From the entries below, please gather each line containing the string "structure".

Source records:
════════

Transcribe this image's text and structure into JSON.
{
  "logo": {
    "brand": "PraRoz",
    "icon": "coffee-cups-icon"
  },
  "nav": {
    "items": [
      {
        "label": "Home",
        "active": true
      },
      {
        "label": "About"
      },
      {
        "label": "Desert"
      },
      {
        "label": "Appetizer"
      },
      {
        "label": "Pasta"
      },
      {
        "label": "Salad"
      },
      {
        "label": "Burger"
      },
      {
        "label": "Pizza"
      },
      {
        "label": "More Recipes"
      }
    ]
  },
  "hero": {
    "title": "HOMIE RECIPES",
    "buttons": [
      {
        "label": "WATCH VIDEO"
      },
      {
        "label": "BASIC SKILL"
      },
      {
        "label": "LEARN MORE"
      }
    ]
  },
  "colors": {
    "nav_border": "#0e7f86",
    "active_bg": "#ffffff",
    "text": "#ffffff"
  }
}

════════

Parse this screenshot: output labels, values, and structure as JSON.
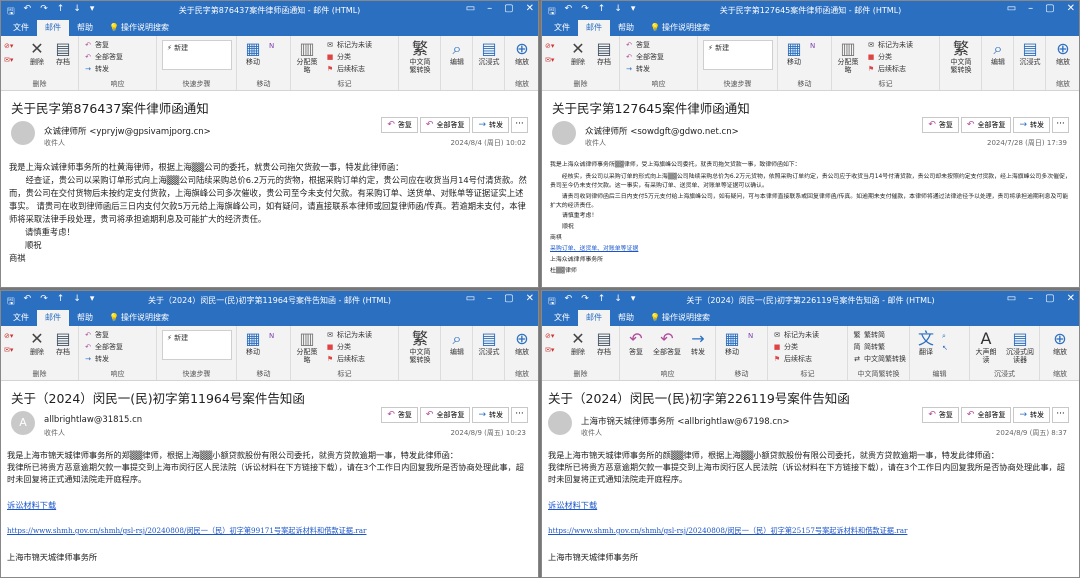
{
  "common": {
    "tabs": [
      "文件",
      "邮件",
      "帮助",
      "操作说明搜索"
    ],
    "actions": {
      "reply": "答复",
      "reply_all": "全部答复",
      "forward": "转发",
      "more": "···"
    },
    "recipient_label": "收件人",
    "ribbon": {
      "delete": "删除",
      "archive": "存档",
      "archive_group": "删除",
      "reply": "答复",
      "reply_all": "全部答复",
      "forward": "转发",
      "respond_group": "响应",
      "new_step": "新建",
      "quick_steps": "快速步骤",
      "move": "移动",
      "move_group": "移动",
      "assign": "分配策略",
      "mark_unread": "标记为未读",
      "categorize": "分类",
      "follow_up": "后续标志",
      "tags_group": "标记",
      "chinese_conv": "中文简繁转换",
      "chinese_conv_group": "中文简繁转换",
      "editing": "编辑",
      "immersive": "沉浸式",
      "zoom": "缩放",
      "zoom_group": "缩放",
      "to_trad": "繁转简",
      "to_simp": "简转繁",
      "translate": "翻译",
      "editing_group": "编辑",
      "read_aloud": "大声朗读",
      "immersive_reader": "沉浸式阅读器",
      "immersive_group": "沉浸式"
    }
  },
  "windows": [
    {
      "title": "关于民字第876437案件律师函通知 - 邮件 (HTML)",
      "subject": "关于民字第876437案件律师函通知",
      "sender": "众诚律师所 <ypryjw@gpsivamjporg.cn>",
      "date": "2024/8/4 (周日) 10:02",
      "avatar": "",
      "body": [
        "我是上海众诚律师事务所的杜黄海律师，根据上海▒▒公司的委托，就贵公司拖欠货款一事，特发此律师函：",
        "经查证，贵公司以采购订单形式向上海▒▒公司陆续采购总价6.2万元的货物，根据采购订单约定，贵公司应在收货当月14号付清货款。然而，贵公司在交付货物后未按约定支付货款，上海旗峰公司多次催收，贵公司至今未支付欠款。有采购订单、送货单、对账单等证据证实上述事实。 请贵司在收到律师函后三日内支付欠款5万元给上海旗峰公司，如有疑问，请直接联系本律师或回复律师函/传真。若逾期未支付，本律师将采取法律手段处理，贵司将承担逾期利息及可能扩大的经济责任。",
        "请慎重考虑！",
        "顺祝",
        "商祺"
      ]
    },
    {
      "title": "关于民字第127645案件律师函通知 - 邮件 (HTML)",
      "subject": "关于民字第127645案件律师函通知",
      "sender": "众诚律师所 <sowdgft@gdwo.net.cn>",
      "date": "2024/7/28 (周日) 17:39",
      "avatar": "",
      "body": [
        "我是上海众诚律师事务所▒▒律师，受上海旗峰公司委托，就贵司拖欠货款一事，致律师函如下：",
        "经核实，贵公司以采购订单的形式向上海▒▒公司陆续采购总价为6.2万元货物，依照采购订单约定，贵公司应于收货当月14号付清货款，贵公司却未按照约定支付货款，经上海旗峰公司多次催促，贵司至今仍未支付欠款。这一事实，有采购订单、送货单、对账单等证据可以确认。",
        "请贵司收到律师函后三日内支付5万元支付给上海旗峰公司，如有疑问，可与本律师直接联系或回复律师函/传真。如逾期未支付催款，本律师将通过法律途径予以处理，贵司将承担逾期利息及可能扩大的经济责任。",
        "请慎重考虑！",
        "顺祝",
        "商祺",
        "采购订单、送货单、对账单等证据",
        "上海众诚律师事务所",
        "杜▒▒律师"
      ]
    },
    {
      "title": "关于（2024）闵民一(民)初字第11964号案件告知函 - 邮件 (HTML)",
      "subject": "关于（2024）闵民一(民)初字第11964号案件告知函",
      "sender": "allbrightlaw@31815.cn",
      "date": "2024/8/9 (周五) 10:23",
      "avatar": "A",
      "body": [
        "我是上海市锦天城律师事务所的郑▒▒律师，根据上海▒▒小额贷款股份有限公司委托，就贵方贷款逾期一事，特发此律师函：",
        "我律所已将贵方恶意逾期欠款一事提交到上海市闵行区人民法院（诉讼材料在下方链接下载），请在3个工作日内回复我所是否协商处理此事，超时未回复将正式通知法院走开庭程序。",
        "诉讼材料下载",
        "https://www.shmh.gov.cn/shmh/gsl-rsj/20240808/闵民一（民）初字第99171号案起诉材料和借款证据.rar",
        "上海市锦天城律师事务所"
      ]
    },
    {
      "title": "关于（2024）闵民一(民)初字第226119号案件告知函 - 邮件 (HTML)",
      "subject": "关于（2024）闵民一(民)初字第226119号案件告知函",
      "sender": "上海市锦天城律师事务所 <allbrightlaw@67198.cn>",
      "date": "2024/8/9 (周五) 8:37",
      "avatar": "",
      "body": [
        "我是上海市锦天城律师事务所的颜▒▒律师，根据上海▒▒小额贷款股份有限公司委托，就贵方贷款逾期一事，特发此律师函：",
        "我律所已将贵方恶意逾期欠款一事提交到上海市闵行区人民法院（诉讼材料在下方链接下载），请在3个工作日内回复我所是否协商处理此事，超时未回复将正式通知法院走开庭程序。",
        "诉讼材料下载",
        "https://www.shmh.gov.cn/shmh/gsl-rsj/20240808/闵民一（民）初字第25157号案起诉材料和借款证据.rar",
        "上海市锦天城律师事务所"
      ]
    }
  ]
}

════════

** Task solution **
Transcribe this image's text and structure into JSON.
Parse this screenshot: output labels, values, and structure as JSON.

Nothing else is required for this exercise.